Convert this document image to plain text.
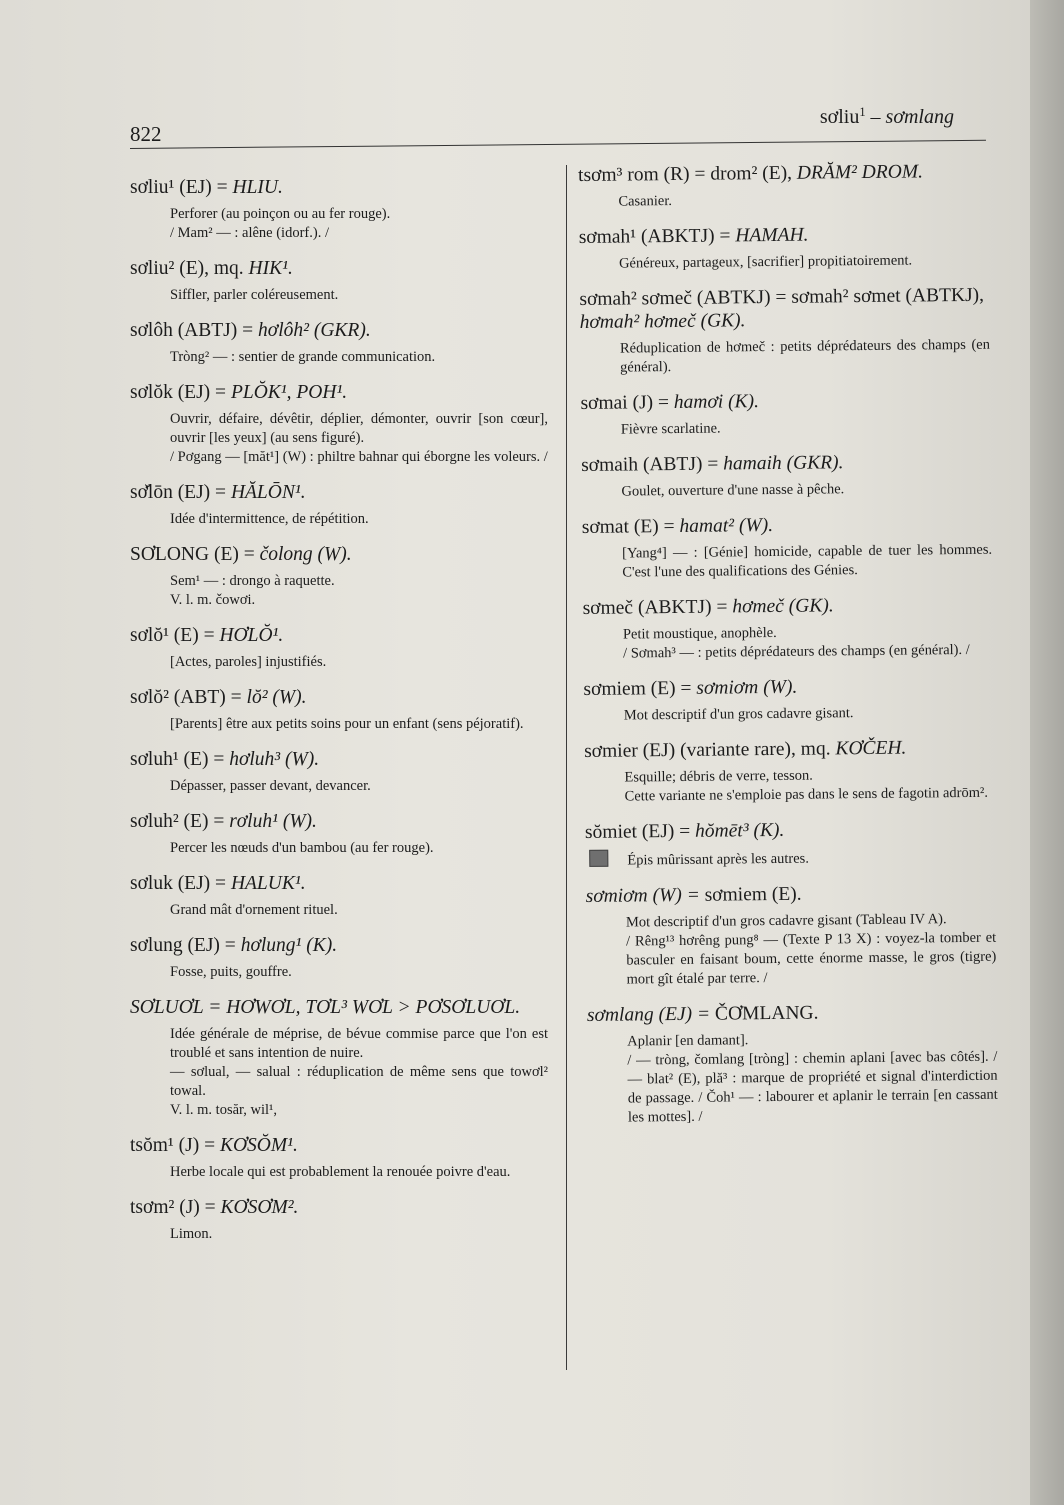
822
sơliu$^1$ – sơmlang
sơliu¹ (EJ) = HLIU.
Perforer (au poinçon ou au fer rouge).
/ Mam² — : alêne (idorf.). /
sơliu² (E), mq. HIK¹.
Siffler, parler coléreusement.
sơlôh (ABTJ) = hơlôh² (GKR).
Tròng² — : sentier de grande communication.
sơlŏk (EJ) = PLŎK¹, POH¹.
Ouvrir, défaire, dévêtir, déplier, démonter, ouvrir [son cœur], ouvrir [les yeux] (au sens figuré).
/ Pơgang — [măt¹] (W) : philtre bahnar qui éborgne les voleurs. /
sơ̆lōn (EJ) = HĂLŌN¹.
Idée d'intermittence, de répétition.
SƠLONG (E) = čolong (W).
Sem¹ — : drongo à raquette.
V. l. m. čowơi.
sơlŏ¹ (E) = HƠLŎ¹.
[Actes, paroles] injustifiés.
sơlŏ² (ABT) = lŏ² (W).
[Parents] être aux petits soins pour un enfant (sens péjoratif).
sơluh¹ (E) = hơluh³ (W).
Dépasser, passer devant, devancer.
sơluh² (E) = rơluh¹ (W).
Percer les nœuds d'un bambou (au fer rouge).
sơluk (EJ) = HALUK¹.
Grand mât d'ornement rituel.
sơlung (EJ) = hơlung¹ (K).
Fosse, puits, gouffre.
SƠLUƠL = HƠWƠL, TƠL³ WƠL > PƠSƠLUƠL.
Idée générale de méprise, de bévue commise parce que l'on est troublé et sans intention de nuire.
— sơlual, — salual : réduplication de même sens que towơl² towal.
V. l. m. tosăr, wil¹,
tsŏm¹ (J) = KƠSŎM¹.
Herbe locale qui est probablement la renouée poivre d'eau.
tsơm² (J) = KƠSƠM².
Limon.
tsơm³ rom (R) = drom² (E), DRĂM² DROM.
Casanier.
sơmah¹ (ABKTJ) = HAMAH.
Généreux, partageux, [sacrifier] propitiatoirement.
sơmah² sơmeč (ABTKJ) = sơmah² sơmet (ABTKJ), hơmah² hơmeč (GK).
Réduplication de hơmeč : petits déprédateurs des champs (en général).
sơmai (J) = hamơi (K).
Fièvre scarlatine.
sơmaih (ABTJ) = hamaih (GKR).
Goulet, ouverture d'une nasse à pêche.
sơmat (E) = hamat² (W).
[Yang⁴] — : [Génie] homicide, capable de tuer les hommes. C'est l'une des qualifications des Génies.
sơmeč (ABKTJ) = hơmeč (GK).
Petit moustique, anophèle.
/ Sơmah³ — : petits déprédateurs des champs (en général). /
sơmiem (E) = sơmiơm (W).
Mot descriptif d'un gros cadavre gisant.
sơmier (EJ) (variante rare), mq. KƠČEH.
Esquille; débris de verre, tesson.
Cette variante ne s'emploie pas dans le sens de fagotin adrōm².
sŏmiet (EJ) = hŏmēt³ (K).
Épis mûrissant après les autres.
sơmiơm (W) = sơmiem (E).
Mot descriptif d'un gros cadavre gisant (Tableau IV A).
/ Rêng¹³ hơrêng pung⁸ — (Texte P 13 X) : voyez-la tomber et basculer en faisant boum, cette énorme masse, le gros (tigre) mort gît étalé par terre. /
sơmlang (EJ) = ČƠMLANG.
Aplanir [en damant].
/ — tròng, čomlang [tròng] : chemin aplani [avec bas côtés]. / — blat² (E), plă³ : marque de propriété et signal d'interdiction de passage. / Čoh¹ — : labourer et aplanir le terrain [en cassant les mottes]. /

Given instruction:
Determine how many lines of the data contain the word "descriptif", and reply with that number only.

The result:
2